(Extracts from a graphics dataset)
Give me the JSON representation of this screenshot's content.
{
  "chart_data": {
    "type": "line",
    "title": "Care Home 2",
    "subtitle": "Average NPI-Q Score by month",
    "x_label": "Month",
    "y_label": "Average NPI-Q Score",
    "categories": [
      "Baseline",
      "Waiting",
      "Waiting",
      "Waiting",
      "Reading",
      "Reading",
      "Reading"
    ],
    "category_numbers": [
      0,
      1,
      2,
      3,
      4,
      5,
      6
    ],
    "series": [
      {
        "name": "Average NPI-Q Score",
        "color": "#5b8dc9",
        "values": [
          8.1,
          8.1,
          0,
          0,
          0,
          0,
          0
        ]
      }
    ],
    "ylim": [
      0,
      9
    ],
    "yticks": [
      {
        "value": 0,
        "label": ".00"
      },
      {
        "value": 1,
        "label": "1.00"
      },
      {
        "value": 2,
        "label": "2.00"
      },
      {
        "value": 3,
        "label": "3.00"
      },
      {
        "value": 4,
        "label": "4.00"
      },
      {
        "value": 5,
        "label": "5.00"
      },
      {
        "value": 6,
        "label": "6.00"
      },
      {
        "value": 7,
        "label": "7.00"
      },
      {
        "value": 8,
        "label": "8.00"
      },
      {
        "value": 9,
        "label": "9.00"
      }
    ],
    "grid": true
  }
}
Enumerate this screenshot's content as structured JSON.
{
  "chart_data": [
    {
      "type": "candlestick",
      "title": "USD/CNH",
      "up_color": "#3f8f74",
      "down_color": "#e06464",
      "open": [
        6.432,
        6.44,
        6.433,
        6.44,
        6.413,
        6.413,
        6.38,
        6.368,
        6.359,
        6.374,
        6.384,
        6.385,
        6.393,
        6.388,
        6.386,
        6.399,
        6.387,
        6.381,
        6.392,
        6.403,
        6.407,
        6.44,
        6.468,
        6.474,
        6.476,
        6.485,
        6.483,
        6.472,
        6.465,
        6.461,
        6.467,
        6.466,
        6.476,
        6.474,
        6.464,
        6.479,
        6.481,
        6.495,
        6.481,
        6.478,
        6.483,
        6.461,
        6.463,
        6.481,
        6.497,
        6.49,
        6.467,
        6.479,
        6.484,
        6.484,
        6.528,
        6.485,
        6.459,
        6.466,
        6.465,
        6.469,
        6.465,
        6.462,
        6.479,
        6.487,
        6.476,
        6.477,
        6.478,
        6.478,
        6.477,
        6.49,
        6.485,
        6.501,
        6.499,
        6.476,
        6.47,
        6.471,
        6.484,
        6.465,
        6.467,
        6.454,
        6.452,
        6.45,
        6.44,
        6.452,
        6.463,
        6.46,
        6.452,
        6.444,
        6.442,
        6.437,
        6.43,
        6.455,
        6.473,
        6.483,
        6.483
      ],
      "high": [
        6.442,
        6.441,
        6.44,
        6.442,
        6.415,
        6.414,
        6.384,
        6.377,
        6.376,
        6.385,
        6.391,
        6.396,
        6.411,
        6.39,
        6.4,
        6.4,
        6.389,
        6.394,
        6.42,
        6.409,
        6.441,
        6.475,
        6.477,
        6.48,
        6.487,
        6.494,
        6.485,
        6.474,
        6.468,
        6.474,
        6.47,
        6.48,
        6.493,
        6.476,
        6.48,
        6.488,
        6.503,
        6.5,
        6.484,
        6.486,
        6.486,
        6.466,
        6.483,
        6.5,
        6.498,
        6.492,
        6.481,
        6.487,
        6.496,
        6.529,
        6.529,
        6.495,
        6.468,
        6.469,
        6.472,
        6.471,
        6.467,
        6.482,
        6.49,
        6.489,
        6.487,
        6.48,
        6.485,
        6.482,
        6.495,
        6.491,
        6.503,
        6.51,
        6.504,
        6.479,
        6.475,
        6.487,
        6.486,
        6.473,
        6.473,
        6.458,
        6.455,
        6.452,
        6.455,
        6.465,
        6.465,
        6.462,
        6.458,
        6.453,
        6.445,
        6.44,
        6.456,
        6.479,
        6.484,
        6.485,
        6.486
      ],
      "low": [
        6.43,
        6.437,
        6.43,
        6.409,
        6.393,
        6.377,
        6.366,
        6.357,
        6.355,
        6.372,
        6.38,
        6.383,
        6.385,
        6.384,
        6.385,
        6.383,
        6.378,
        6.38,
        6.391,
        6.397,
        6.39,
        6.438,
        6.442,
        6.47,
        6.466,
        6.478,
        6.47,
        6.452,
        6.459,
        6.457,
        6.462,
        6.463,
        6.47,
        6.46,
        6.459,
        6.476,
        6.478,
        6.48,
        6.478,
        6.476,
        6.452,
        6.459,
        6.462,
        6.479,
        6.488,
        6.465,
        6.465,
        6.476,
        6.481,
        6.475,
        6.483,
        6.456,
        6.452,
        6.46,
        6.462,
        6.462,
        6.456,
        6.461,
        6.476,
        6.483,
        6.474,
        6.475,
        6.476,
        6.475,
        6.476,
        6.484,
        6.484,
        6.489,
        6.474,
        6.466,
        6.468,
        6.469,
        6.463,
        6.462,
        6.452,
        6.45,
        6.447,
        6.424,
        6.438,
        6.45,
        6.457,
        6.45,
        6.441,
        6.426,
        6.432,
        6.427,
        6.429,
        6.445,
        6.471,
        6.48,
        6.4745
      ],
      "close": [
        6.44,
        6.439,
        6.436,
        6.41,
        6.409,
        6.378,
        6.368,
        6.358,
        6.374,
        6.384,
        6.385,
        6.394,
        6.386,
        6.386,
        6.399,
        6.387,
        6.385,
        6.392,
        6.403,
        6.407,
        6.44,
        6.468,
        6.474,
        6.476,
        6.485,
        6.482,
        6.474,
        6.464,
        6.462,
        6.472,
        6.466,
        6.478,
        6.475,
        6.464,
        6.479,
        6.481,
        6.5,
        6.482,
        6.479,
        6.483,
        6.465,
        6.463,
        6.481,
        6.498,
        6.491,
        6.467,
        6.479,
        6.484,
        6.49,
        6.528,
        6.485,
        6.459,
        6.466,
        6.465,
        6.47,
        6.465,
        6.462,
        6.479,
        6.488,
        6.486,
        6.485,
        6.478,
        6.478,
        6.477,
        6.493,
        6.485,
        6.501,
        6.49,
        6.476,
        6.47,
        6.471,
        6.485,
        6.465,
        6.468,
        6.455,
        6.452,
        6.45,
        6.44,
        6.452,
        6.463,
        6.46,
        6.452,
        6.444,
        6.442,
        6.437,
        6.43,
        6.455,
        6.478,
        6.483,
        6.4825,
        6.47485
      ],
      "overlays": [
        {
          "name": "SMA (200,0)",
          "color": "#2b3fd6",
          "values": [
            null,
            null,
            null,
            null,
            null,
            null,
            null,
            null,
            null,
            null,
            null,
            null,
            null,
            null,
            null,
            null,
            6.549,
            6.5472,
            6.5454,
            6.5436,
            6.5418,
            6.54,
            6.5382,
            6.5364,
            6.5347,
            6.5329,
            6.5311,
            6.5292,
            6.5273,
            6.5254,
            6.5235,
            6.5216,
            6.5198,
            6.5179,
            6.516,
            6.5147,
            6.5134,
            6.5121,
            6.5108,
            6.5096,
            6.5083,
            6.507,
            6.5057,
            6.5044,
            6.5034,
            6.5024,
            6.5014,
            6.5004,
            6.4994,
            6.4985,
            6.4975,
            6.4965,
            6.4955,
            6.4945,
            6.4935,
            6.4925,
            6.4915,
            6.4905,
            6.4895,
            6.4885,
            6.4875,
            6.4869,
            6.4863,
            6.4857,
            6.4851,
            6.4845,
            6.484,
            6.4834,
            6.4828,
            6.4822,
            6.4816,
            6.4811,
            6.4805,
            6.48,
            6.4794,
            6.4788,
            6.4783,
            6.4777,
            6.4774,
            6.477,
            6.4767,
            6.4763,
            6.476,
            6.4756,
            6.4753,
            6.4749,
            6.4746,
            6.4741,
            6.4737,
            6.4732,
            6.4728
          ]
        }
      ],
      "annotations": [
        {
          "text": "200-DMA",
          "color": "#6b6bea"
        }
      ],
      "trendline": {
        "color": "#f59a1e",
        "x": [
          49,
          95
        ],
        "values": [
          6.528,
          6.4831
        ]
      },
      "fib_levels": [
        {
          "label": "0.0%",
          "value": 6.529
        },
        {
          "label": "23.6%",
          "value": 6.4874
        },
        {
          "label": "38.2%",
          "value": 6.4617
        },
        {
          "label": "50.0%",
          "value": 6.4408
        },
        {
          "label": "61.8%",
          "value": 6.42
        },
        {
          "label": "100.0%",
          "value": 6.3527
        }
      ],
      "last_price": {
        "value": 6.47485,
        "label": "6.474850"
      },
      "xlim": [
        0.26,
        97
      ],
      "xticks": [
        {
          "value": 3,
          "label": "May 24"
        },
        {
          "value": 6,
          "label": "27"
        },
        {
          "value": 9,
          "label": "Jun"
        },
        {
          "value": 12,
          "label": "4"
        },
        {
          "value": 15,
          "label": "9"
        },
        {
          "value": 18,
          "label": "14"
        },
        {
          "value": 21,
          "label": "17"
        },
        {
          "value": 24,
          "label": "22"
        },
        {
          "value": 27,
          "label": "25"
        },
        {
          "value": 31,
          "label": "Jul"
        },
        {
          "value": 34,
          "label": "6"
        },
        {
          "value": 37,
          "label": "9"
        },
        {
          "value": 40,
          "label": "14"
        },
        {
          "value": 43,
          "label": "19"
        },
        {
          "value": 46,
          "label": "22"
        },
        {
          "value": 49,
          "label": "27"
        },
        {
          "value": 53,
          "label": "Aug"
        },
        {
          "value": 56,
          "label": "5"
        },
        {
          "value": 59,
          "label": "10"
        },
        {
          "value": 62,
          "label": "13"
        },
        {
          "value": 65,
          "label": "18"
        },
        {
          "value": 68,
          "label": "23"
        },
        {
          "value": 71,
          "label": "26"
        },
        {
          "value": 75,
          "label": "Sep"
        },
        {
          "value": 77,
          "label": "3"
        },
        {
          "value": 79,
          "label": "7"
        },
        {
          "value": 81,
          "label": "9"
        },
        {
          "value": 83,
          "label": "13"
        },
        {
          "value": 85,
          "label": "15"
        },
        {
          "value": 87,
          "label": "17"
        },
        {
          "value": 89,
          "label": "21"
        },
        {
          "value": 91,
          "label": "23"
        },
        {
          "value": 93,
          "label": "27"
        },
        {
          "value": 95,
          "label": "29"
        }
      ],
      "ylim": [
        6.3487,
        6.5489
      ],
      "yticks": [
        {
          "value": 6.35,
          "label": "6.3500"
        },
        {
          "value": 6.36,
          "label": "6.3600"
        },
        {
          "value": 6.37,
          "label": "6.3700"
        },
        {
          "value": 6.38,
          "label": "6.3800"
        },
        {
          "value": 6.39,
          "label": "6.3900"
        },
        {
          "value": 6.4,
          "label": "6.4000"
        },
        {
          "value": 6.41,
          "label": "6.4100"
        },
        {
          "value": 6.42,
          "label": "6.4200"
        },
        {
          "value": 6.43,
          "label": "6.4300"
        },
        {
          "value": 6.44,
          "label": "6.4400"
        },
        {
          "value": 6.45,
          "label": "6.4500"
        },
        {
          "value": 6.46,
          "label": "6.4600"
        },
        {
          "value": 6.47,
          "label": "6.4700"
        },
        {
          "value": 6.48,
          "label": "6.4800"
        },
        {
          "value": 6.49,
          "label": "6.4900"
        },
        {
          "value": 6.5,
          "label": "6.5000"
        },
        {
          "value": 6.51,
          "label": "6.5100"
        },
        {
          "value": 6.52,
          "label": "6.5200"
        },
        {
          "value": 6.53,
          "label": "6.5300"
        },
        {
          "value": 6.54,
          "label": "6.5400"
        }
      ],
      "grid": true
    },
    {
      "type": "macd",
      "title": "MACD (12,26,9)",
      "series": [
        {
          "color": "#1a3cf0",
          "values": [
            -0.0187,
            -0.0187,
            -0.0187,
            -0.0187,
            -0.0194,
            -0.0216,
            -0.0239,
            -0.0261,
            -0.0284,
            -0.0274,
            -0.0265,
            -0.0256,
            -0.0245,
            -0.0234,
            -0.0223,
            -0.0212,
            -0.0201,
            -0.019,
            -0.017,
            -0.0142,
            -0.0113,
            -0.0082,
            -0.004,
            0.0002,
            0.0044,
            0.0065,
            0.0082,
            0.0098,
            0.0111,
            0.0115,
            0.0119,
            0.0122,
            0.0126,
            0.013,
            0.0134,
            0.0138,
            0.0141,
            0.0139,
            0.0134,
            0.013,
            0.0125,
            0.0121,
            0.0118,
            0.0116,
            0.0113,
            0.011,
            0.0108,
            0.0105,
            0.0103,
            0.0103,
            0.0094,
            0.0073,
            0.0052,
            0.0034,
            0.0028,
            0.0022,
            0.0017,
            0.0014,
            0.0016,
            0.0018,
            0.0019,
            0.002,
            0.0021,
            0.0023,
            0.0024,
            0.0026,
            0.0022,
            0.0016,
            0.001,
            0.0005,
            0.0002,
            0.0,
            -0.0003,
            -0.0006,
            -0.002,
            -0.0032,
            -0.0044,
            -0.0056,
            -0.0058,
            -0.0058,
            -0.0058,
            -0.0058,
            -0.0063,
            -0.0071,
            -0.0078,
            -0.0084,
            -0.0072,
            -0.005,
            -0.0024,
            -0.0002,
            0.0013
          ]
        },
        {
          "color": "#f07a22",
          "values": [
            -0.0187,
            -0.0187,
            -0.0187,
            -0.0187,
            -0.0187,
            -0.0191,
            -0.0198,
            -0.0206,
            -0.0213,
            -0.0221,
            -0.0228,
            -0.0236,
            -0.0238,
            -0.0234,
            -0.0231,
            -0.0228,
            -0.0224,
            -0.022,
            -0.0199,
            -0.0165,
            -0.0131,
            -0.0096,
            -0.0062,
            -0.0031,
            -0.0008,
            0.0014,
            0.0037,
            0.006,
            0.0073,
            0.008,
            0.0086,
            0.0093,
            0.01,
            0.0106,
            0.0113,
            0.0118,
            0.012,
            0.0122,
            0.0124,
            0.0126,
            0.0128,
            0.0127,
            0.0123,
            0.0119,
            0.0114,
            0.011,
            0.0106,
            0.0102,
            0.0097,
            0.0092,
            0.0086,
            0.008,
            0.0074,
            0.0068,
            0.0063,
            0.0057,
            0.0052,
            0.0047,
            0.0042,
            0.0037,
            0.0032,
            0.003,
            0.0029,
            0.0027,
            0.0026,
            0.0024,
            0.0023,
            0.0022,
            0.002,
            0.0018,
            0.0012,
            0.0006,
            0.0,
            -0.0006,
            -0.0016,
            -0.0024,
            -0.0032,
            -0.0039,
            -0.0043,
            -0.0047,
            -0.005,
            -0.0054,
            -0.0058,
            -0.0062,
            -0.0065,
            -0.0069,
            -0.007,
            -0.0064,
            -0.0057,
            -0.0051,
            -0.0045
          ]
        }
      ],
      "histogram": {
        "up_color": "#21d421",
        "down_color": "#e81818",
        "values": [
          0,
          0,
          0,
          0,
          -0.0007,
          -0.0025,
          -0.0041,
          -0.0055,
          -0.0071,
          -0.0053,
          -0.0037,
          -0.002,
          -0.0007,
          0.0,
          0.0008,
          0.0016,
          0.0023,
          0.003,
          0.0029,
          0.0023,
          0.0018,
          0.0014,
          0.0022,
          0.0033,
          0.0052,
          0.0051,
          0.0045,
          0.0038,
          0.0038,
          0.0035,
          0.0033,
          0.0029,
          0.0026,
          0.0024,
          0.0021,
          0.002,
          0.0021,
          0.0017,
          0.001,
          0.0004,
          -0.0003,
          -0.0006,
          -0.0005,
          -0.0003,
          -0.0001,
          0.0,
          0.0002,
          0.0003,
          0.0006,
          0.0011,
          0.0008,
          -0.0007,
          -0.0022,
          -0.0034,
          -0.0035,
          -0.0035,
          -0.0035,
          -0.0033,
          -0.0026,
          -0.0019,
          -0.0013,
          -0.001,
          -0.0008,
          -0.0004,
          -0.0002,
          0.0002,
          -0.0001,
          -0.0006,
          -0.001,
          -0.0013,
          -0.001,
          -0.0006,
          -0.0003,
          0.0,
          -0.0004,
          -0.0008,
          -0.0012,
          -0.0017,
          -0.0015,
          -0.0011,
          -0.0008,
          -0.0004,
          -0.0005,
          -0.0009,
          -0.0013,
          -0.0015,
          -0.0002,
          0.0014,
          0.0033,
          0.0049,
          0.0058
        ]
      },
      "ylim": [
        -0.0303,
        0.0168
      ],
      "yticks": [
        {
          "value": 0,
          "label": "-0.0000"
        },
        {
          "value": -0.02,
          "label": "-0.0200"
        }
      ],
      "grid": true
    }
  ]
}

= Goal of the exercise =
Count the lines in the entries that hold the word "name", and give nothing but the total.

= Solution below =
2